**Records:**
--

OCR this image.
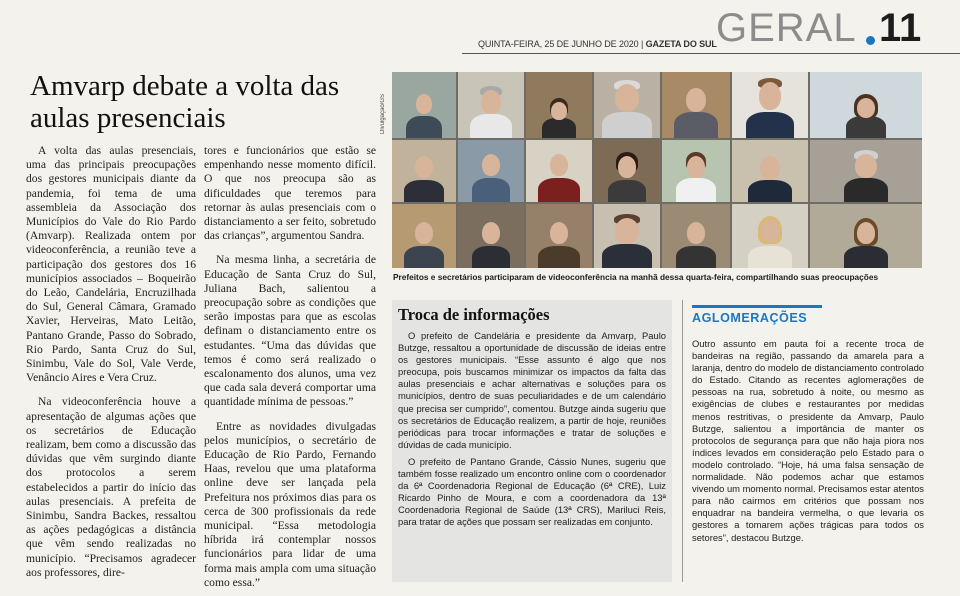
QUINTA-FEIRA, 25 DE JUNHO DE 2020 | GAZETA DO SUL GERAL 11
Amvarp debate a volta das aulas presenciais

A volta das aulas presenciais, uma das principais preocupações dos gestores municipais diante da pandemia, foi tema de uma assembleia da Associação dos Municípios do Vale do Rio Pardo (Amvarp). Realizada ontem por videoconferência, a reunião teve a participação dos gestores dos 16 municípios associados – Boqueirão do Leão, Candelária, Encruzilhada do Sul, General Câmara, Gramado Xavier, Herveiras, Mato Leitão, Pantano Grande, Passo do Sobrado, Rio Pardo, Santa Cruz do Sul, Sinimbu, Vale do Sol, Vale Verde, Venâncio Aires e Vera Cruz.

Na videoconferência houve a apresentação de algumas ações que os secretários de Educação realizam, bem como a discussão das dúvidas que vêm surgindo diante dos protocolos a serem estabelecidos a partir do início das aulas presenciais. A prefeita de Sinimbu, Sandra Backes, ressaltou as ações pedagógicas a distância que vêm sendo realizadas no município. “Precisamos agradecer aos professores, dire-

tores e funcionários que estão se empenhando nesse momento difícil. O que nos preocupa são as dificuldades que teremos para retornar às aulas presenciais com o distanciamento a ser feito, sobretudo das crianças”, argumentou Sandra.

Na mesma linha, a secretária de Educação de Santa Cruz do Sul, Juliana Bach, salientou a preocupação sobre as condições que serão impostas para que as escolas definam o distanciamento entre os estudantes. “Uma das dúvidas que temos é como será realizado o escalonamento dos alunos, uma vez que cada sala deverá comportar uma quantidade mínima de pessoas.”

Entre as novidades divulgadas pelos municípios, o secretário de Educação de Rio Pardo, Fernando Haas, revelou que uma plataforma online deve ser lançada pela Prefeitura nos próximos dias para os cerca de 300 profissionais da rede municipal. “Essa metodologia híbrida irá contemplar nossos funcionários para lidar de uma forma mais ampla com uma situação como essa.”

Divulgação/GS
Prefeitos e secretários participaram de videoconferência na manhã dessa quarta-feira, compartilhando suas preocupações
Troca de informações

O prefeito de Candelária e presidente da Amvarp, Paulo Butzge, ressaltou a oportunidade de discussão de ideias entre os gestores municipais. “Esse assunto é algo que nos preocupa, pois buscamos minimizar os impactos da falta das aulas presenciais e achar alternativas e soluções para os municípios, dentro de suas peculiaridades e de um calendário que precisa ser cumprido”, comentou. Butzge ainda sugeriu que os secretários de Educação realizem, a partir de hoje, reuniões periódicas para trocar informações e tratar de soluções e dúvidas de cada município.

O prefeito de Pantano Grande, Cássio Nunes, sugeriu que também fosse realizado um encontro online com o coordenador da 6ª Coordenadoria Regional de Educação (6ª CRE), Luiz Ricardo Pinho de Moura, e com a coordenadora da 13ª Coordenadoria Regional de Saúde (13ª CRS), Mariluci Reis, para tratar de ações que possam ser realizadas em conjunto.

AGLOMERAÇÕES
Outro assunto em pauta foi a recente troca de bandeiras na região, passando da amarela para a laranja, dentro do modelo de distanciamento controlado do Estado. Citando as recentes aglomerações de pessoas na rua, sobretudo à noite, ou mesmo as exigências de clubes e restaurantes por medidas menos restritivas, o presidente da Amvarp, Paulo Butzge, salientou a importância de manter os protocolos de segurança para que não haja piora nos índices levados em consideração pelo Estado para o modelo controlado. “Hoje, há uma falsa sensação de normalidade. Não podemos achar que estamos vivendo um momento normal. Precisamos estar atentos para não cairmos em critérios que possam nos enquadrar na bandeira vermelha, o que levaria os gestores a tomarem ações trágicas para todos os setores”, destacou Butzge.
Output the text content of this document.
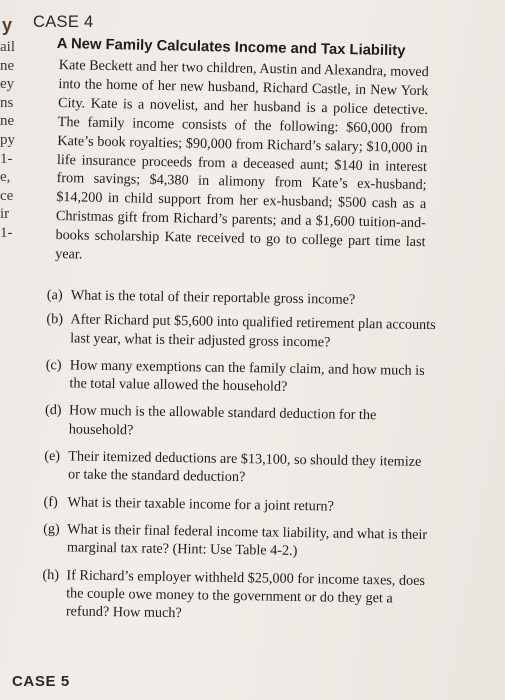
y
ail
ne
ey
ns
ne
py
1-
e,
ce
ir
1-
CASE 4
A New Family Calculates Income and Tax Liability
Kate Beckett and her two children, Austin and Alexandra, moved into the home of her new husband, Richard Castle, in New York City. Kate is a novelist, and her husband is a police detective. The family income consists of the following: $60,000 from Kate’s book royalties; $90,000 from Richard’s salary; $10,000 in life insurance proceeds from a deceased aunt; $140 in interest from savings; $4,380 in alimony from Kate’s ex-husband; $14,200 in child support from her ex-husband; $500 cash as a Christmas gift from Richard’s parents; and a $1,600 tuition-and-books scholarship Kate received to go to college part time last year.
(a) What is the total of their reportable gross income?
(b) After Richard put $5,600 into qualified retirement plan accounts last year, what is their adjusted gross income?
(c) How many exemptions can the family claim, and how much is the total value allowed the household?
(d) How much is the allowable standard deduction for the household?
(e) Their itemized deductions are $13,100, so should they itemize or take the standard deduction?
(f) What is their taxable income for a joint return?
(g) What is their final federal income tax liability, and what is their marginal tax rate? (Hint: Use Table 4-2.)
(h) If Richard’s employer withheld $25,000 for income taxes, does the couple owe money to the government or do they get a refund? How much?
CASE 5
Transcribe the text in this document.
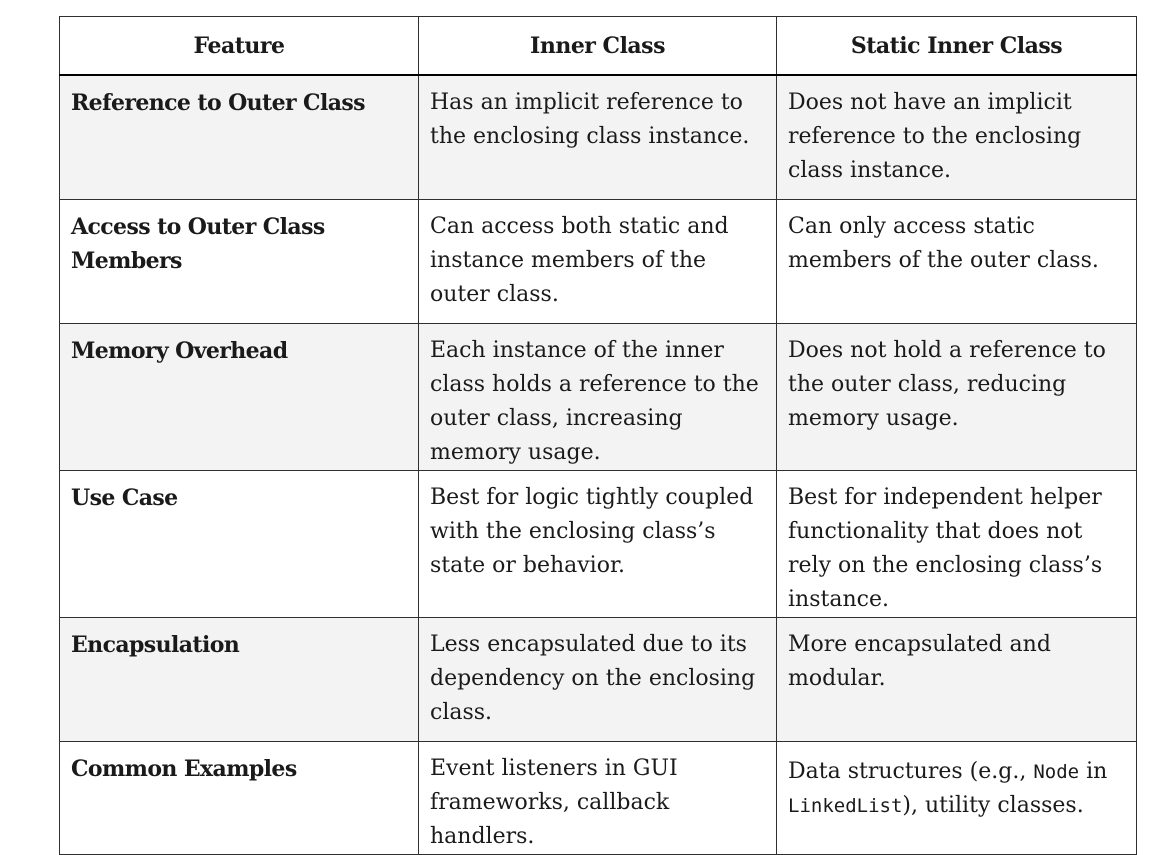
Feature	Inner Class	Static Inner Class
Reference to Outer Class	Has an implicit reference to the enclosing class instance.	Does not have an implicit reference to the enclosing class instance.
Access to Outer Class Members	Can access both static and instance members of the outer class.	Can only access static members of the outer class.
Memory Overhead	Each instance of the inner class holds a reference to the outer class, increasing memory usage.	Does not hold a reference to the outer class, reducing memory usage.
Use Case	Best for logic tightly coupled with the enclosing class’s state or behavior.	Best for independent helper functionality that does not rely on the enclosing class’s instance.
Encapsulation	Less encapsulated due to its dependency on the enclosing class.	More encapsulated and modular.
Common Examples	Event listeners in GUI frameworks, callback handlers.	Data structures (e.g., Node in LinkedList), utility classes.
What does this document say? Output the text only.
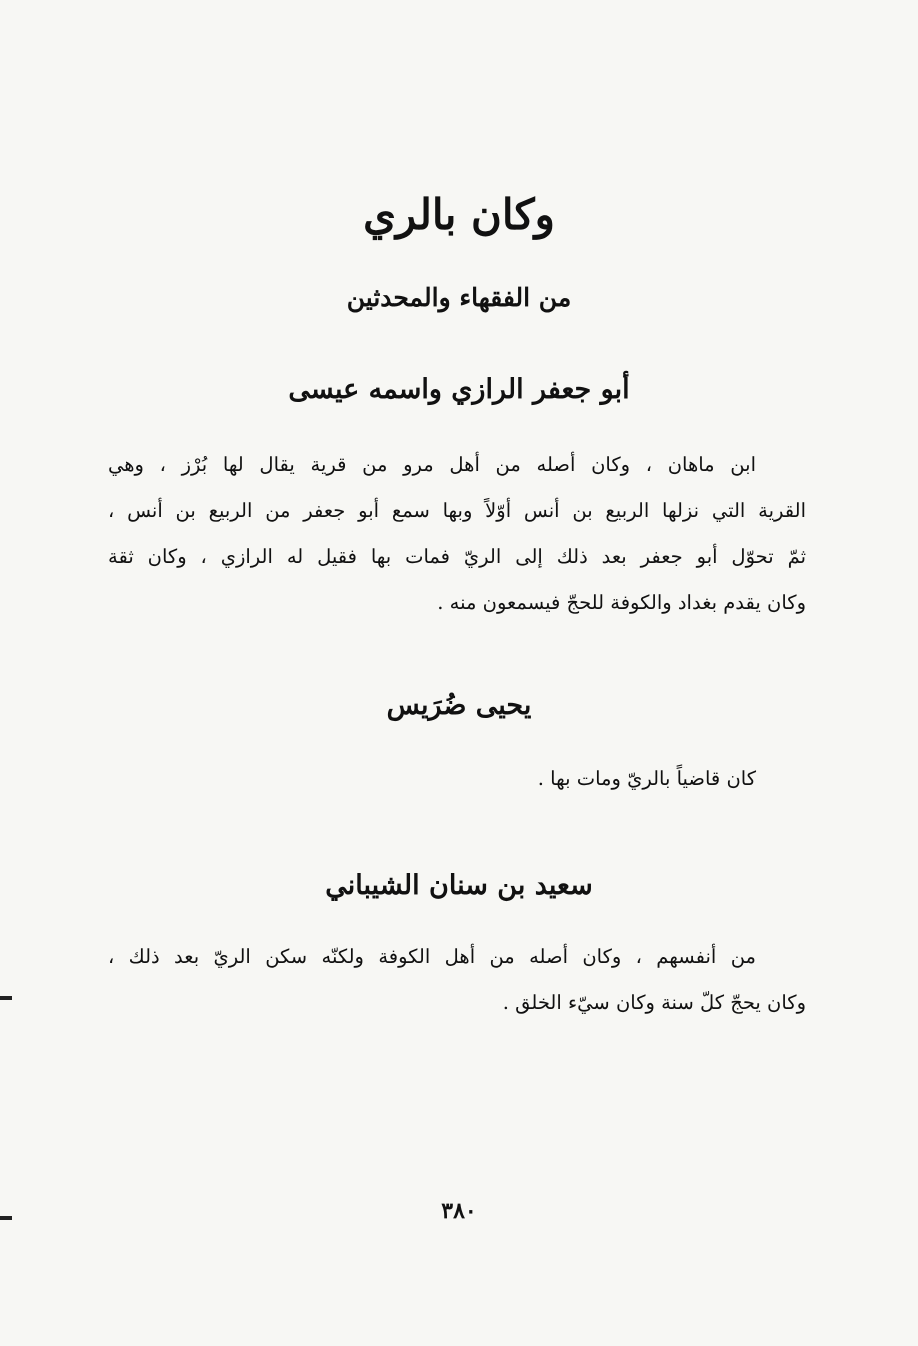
وكان بالري
من الفقهاء والمحدثين
أبو جعفر الرازي واسمه عيسى
ابن ماهان ، وكان أصله من أهل مرو من قرية يقال لها بُرْز ، وهي
القرية التي نزلها الربيع بن أنس أوّلاً وبها سمع أبو جعفر من الربيع بن أنس ،
ثمّ تحوّل أبو جعفر بعد ذلك إلى الريّ فمات بها فقيل له الرازي ، وكان ثقة
وكان يقدم بغداد والكوفة للحجّ فيسمعون منه .
يحيى ضُرَيس
كان قاضياً بالريّ ومات بها .
سعيد بن سنان الشيباني
من أنفسهم ، وكان أصله من أهل الكوفة ولكنّه سكن الريّ بعد ذلك ،
وكان يحجّ كلّ سنة وكان سيّء الخلق .
٣٨٠
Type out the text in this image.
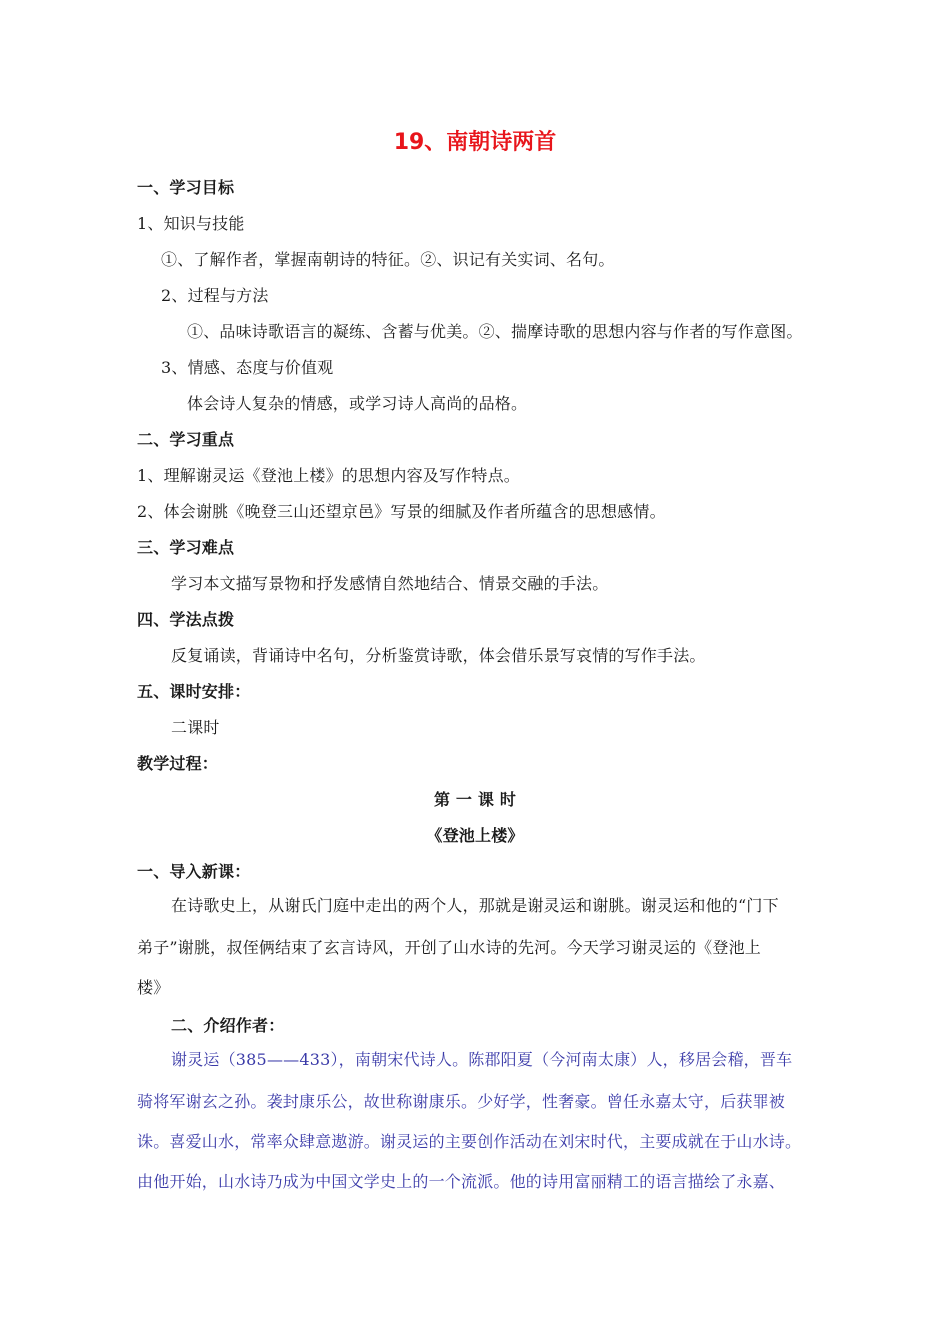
19、南朝诗两首
一、学习目标
1、知识与技能
①、了解作者，掌握南朝诗的特征。②、识记有关实词、名句。
2、过程与方法
①、品味诗歌语言的凝练、含蓄与优美。②、揣摩诗歌的思想内容与作者的写作意图。
3、情感、态度与价值观
体会诗人复杂的情感，或学习诗人高尚的品格。
二、学习重点
1、理解谢灵运《登池上楼》的思想内容及写作特点。
2、体会谢朓《晚登三山还望京邑》写景的细腻及作者所蕴含的思想感情。
三、学习难点
学习本文描写景物和抒发感情自然地结合、情景交融的手法。
四、学法点拨
反复诵读，背诵诗中名句，分析鉴赏诗歌，体会借乐景写哀情的写作手法。
五、课时安排：
二课时
教学过程：
第 一 课 时
《登池上楼》
一、导入新课：
在诗歌史上，从谢氏门庭中走出的两个人，那就是谢灵运和谢朓。谢灵运和他的“门下
弟子”谢朓，叔侄俩结束了玄言诗风，开创了山水诗的先河。今天学习谢灵运的《登池上
楼》
二、介绍作者：
谢灵运（385——433），南朝宋代诗人。陈郡阳夏（今河南太康）人，移居会稽，晋车
骑将军谢玄之孙。袭封康乐公，故世称谢康乐。少好学，性奢豪。曾任永嘉太守，后获罪被
诛。喜爱山水，常率众肆意遨游。谢灵运的主要创作活动在刘宋时代，主要成就在于山水诗。
由他开始，山水诗乃成为中国文学史上的一个流派。他的诗用富丽精工的语言描绘了永嘉、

--

**Short exercise:**
Reply with one number: the count of lines in the entries that include the word "total".

**Exercise output:**
2